Goal:
Check each line for the word "Trusted" and report how many have it. Give nothing else.

(Extracts from a graphics dataset)
** Start **
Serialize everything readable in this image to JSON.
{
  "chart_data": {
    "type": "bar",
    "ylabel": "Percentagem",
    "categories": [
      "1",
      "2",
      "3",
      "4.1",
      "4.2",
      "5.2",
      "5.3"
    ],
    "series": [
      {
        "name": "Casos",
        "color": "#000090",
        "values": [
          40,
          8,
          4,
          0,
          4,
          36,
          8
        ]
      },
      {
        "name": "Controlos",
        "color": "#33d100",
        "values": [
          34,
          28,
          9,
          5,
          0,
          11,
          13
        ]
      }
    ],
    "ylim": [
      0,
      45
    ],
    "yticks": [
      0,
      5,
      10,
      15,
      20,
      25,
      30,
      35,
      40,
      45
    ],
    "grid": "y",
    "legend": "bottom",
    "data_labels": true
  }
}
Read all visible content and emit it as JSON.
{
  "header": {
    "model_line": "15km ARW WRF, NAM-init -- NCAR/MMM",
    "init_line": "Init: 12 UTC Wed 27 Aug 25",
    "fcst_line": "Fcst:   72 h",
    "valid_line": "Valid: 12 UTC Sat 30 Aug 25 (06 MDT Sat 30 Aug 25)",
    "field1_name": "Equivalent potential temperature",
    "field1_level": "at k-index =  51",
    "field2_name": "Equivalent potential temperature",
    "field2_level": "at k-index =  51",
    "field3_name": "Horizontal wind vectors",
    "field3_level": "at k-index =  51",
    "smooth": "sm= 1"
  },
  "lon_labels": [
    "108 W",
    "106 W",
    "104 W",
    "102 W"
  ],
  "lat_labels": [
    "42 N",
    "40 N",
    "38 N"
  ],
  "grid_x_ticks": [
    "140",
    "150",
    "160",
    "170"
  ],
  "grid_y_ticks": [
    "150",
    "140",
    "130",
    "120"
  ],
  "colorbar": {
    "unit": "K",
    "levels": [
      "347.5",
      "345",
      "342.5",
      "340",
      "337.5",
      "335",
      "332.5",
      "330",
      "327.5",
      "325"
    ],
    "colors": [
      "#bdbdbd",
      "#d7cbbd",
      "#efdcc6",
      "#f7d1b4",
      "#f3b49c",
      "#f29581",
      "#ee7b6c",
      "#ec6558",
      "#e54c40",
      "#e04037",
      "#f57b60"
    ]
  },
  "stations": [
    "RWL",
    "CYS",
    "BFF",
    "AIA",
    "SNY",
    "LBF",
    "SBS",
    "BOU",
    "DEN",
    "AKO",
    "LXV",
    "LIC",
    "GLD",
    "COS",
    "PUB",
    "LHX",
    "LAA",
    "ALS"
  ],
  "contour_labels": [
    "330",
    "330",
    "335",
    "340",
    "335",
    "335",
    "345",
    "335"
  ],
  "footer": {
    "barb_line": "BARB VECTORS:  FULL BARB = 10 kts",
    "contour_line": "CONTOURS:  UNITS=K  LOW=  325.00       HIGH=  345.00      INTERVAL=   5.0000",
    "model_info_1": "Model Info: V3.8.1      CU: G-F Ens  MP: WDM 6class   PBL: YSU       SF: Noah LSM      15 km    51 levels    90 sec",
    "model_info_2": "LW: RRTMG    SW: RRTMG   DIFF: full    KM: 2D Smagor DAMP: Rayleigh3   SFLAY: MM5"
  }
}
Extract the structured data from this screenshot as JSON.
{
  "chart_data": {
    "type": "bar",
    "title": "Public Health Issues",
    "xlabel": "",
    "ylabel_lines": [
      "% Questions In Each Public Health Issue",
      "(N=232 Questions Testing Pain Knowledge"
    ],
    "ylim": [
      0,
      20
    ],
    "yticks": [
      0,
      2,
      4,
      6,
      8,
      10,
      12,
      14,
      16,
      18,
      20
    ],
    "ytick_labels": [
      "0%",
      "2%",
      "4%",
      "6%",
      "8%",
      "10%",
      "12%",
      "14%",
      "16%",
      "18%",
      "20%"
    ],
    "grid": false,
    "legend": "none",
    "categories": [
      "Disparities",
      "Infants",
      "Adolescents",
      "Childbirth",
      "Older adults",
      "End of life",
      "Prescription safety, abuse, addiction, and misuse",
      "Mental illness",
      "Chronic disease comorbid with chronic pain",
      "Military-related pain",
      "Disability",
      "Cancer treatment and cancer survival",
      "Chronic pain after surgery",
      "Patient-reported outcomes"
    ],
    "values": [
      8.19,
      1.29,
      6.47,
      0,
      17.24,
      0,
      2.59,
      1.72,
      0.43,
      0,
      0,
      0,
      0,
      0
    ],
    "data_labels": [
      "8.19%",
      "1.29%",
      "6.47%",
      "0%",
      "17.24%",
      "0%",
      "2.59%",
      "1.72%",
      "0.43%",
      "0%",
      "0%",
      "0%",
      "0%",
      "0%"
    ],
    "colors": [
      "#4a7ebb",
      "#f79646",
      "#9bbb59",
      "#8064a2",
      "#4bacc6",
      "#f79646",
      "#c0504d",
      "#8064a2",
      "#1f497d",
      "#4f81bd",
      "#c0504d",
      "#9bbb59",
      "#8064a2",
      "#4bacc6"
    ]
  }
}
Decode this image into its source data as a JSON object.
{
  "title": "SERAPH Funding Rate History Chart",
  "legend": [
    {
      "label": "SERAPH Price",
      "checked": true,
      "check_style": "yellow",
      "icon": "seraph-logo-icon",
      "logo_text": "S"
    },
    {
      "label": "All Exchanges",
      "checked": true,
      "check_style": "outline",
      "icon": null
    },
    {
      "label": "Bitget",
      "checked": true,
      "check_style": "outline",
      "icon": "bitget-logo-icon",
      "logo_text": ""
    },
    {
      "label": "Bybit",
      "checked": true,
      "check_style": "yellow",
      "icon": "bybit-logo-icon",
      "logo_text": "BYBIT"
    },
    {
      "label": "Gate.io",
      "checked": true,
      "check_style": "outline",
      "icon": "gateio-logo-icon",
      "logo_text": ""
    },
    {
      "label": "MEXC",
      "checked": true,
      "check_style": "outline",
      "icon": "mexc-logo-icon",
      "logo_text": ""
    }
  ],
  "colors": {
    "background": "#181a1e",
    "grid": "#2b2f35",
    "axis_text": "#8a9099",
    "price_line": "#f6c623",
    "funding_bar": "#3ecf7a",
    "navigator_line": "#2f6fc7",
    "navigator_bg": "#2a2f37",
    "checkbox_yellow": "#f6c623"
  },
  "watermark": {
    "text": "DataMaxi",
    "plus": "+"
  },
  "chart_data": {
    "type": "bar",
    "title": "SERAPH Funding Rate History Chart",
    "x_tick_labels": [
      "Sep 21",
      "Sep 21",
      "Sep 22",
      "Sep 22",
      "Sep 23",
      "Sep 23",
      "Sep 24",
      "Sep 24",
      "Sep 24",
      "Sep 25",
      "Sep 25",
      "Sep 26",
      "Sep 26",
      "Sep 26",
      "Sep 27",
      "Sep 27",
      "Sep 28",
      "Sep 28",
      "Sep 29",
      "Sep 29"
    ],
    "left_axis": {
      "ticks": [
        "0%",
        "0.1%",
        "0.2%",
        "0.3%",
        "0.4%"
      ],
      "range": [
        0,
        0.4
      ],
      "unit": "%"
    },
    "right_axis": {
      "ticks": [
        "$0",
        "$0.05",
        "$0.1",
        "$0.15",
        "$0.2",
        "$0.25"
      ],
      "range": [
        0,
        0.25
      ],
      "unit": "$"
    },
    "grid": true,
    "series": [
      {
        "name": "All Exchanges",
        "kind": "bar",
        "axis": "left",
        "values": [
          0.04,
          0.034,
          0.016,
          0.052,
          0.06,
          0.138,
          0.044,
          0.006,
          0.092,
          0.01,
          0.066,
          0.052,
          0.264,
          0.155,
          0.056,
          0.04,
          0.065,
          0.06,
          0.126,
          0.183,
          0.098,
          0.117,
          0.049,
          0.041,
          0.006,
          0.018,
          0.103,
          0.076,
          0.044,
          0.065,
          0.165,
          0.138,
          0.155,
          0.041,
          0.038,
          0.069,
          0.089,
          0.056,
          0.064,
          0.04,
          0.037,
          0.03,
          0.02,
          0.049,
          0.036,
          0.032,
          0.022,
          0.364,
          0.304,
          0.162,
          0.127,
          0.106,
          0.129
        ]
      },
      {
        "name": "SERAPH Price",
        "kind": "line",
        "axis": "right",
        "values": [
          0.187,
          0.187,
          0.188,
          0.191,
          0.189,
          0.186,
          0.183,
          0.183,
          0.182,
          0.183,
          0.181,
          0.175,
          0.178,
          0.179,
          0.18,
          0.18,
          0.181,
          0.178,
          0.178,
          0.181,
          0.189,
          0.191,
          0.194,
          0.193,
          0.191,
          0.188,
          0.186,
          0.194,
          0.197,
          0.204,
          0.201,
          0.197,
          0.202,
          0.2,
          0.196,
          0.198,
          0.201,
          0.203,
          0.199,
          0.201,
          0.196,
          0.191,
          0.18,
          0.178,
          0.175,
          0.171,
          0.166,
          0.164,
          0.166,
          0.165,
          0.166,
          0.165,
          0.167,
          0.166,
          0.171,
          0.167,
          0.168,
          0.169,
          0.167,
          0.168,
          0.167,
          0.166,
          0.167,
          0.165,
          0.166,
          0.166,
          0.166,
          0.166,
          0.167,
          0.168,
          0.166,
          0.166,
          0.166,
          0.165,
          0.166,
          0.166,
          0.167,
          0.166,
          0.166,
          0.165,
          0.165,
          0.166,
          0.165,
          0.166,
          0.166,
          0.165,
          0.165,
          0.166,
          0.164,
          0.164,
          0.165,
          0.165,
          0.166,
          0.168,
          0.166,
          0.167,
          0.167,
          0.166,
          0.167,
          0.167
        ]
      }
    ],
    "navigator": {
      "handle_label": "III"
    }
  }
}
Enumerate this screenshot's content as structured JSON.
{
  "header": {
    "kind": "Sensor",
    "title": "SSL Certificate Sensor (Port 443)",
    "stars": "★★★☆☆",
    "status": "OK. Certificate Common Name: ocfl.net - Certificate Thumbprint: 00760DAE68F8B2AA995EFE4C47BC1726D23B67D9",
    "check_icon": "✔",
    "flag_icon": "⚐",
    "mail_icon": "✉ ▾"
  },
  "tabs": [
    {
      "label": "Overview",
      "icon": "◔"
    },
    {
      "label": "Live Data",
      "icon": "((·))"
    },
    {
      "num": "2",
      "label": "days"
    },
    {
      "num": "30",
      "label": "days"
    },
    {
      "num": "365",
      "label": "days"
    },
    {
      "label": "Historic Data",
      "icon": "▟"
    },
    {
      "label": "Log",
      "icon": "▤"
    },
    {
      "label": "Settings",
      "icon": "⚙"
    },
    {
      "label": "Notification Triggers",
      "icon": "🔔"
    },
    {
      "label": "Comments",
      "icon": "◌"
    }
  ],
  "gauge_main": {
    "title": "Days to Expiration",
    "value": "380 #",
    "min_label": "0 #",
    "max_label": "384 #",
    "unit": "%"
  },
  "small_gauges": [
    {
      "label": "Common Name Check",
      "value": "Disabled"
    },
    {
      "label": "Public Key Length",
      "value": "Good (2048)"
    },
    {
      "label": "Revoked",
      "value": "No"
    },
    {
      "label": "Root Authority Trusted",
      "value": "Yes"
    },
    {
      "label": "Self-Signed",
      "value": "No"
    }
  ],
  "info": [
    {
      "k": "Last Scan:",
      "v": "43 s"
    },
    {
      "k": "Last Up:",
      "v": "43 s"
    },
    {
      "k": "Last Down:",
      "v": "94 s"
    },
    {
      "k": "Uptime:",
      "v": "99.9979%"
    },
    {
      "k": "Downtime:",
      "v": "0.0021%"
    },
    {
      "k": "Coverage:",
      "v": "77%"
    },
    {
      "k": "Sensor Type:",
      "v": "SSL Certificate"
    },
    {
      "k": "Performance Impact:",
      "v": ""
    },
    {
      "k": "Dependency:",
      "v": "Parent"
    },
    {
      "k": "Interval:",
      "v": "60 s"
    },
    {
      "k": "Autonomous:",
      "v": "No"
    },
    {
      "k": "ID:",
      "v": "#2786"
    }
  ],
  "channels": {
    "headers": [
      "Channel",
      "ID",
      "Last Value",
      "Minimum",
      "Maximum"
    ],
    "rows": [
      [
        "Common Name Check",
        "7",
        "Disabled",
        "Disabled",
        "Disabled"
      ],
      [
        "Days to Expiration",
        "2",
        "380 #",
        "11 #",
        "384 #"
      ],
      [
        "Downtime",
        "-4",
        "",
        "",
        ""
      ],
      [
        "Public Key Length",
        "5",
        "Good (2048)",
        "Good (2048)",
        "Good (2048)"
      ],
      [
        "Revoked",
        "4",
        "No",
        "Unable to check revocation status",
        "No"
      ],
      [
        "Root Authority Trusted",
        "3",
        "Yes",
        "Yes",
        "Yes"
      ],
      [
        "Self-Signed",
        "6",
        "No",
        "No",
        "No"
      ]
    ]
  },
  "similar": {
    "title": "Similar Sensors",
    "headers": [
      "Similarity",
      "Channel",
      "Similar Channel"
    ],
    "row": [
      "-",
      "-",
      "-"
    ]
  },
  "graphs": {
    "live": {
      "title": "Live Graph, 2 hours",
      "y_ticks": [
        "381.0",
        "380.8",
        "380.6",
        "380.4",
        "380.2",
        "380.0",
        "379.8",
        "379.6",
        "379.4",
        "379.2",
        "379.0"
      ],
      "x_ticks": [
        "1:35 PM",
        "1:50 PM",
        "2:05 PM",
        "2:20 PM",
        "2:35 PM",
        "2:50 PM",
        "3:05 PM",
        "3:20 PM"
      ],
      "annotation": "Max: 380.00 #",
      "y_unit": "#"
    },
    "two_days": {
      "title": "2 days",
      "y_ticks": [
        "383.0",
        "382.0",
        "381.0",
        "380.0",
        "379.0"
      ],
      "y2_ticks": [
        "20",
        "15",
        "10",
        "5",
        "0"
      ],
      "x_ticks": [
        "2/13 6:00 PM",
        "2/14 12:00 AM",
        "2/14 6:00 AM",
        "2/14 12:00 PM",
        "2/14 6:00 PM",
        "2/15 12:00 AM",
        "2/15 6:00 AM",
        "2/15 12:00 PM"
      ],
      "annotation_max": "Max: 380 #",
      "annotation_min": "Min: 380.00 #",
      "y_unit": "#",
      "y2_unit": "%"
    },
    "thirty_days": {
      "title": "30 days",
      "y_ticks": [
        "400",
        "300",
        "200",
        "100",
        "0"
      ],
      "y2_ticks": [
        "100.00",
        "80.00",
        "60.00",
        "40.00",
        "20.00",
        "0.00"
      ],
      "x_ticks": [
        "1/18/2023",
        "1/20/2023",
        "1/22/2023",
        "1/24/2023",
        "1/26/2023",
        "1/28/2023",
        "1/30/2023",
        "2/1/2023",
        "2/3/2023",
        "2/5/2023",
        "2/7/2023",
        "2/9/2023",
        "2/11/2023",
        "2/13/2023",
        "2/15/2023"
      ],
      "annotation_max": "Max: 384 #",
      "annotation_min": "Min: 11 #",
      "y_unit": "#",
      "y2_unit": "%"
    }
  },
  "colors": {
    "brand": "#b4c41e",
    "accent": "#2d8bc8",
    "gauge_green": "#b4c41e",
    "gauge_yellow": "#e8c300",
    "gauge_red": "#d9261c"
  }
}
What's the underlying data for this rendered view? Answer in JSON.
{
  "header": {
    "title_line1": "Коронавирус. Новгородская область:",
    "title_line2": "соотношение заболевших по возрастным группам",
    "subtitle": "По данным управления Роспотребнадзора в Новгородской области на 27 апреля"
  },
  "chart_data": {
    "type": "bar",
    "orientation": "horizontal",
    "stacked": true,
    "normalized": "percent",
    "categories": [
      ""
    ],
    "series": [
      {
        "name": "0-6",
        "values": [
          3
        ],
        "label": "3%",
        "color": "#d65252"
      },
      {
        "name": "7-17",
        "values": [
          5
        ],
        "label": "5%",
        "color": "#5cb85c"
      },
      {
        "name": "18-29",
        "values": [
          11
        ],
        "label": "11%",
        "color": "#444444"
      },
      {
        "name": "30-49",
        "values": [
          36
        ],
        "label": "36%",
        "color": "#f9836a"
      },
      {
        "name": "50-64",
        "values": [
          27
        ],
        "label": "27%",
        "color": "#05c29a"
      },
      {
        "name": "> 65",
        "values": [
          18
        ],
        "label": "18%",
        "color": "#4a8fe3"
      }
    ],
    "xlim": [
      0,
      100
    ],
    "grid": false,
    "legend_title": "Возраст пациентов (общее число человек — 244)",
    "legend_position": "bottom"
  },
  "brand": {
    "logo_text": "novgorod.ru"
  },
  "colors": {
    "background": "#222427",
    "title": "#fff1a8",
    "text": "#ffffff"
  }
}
** End **
Result:
2